> [Written exercise]:
Produce a verbatim transcription of the records below, beginning at the line containing "Serialize everything readable" and ending at the final line; include only those lines.

--- begin ---

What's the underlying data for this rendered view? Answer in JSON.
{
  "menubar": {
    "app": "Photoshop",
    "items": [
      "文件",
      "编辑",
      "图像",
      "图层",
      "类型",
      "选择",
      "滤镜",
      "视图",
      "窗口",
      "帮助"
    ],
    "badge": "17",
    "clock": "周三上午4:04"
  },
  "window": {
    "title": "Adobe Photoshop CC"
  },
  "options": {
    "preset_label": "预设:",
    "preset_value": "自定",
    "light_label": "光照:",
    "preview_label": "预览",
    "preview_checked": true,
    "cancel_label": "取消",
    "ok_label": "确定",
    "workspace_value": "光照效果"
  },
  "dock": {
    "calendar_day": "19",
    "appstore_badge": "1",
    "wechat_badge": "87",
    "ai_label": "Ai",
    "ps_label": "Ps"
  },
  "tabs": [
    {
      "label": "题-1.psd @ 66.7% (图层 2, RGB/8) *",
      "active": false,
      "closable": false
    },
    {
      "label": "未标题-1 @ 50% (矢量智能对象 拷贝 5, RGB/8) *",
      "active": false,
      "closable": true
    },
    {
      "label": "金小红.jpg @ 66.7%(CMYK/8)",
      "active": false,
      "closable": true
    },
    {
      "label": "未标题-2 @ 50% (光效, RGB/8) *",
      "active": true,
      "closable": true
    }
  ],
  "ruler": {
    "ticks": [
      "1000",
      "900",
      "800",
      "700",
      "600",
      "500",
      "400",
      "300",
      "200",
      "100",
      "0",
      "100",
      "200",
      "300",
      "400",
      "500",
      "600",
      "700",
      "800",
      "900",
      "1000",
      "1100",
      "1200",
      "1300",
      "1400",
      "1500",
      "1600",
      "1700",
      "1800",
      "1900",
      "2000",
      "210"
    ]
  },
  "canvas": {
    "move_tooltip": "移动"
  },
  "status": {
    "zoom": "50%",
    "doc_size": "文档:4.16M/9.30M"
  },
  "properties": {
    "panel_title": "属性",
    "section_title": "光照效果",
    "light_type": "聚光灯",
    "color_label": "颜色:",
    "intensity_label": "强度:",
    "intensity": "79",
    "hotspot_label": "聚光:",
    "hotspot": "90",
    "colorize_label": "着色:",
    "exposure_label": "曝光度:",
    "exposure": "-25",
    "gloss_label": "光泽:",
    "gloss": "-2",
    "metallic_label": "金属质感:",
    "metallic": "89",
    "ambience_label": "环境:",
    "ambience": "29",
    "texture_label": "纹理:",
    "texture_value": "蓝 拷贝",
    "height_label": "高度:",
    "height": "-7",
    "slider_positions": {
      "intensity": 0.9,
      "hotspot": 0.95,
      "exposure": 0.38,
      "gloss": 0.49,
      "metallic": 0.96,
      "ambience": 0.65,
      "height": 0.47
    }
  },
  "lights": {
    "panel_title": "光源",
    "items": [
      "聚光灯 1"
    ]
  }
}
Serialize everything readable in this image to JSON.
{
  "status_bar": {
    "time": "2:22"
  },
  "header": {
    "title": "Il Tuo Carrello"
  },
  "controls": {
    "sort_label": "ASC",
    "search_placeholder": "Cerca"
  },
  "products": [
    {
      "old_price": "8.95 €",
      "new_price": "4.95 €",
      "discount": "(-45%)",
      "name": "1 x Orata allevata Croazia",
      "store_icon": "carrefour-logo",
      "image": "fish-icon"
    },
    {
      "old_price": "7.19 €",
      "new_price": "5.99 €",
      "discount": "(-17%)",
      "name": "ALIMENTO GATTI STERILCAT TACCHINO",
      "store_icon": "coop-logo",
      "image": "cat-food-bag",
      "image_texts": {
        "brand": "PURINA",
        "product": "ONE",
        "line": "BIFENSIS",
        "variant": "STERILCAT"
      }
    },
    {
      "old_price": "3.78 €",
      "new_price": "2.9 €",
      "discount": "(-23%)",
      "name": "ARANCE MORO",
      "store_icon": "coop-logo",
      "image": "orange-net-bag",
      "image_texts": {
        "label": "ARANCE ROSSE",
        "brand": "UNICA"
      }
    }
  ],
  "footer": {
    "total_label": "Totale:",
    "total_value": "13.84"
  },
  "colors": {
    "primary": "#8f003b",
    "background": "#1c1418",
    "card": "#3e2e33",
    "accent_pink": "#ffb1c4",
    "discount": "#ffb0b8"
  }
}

--- end ---

> [Answer to this exercise]:
Serialize everything readable in this image to JSON.
{
  "status_bar": {
    "time": "2:22"
  },
  "header": {
    "title": "Il Tuo Carrello"
  },
  "controls": {
    "sort_label": "ASC",
    "search_placeholder": "Cerca"
  },
  "products": [
    {
      "old_price": "8.95 €",
      "new_price": "4.95 €",
      "discount": "(-45%)",
      "name": "1 x Orata allevata Croazia",
      "store_icon": "carrefour-logo",
      "image": "fish-icon"
    },
    {
      "old_price": "7.19 €",
      "new_price": "5.99 €",
      "discount": "(-17%)",
      "name": "ALIMENTO GATTI STERILCAT TACCHINO",
      "store_icon": "coop-logo",
      "image": "cat-food-bag",
      "image_texts": {
        "brand": "PURINA",
        "product": "ONE",
        "line": "BIFENSIS",
        "variant": "STERILCAT"
      }
    },
    {
      "old_price": "3.78 €",
      "new_price": "2.9 €",
      "discount": "(-23%)",
      "name": "ARANCE MORO",
      "store_icon": "coop-logo",
      "image": "orange-net-bag",
      "image_texts": {
        "label": "ARANCE ROSSE",
        "brand": "UNICA"
      }
    }
  ],
  "footer": {
    "total_label": "Totale:",
    "total_value": "13.84"
  },
  "colors": {
    "primary": "#8f003b",
    "background": "#1c1418",
    "card": "#3e2e33",
    "accent_pink": "#ffb1c4",
    "discount": "#ffb0b8"
  }
}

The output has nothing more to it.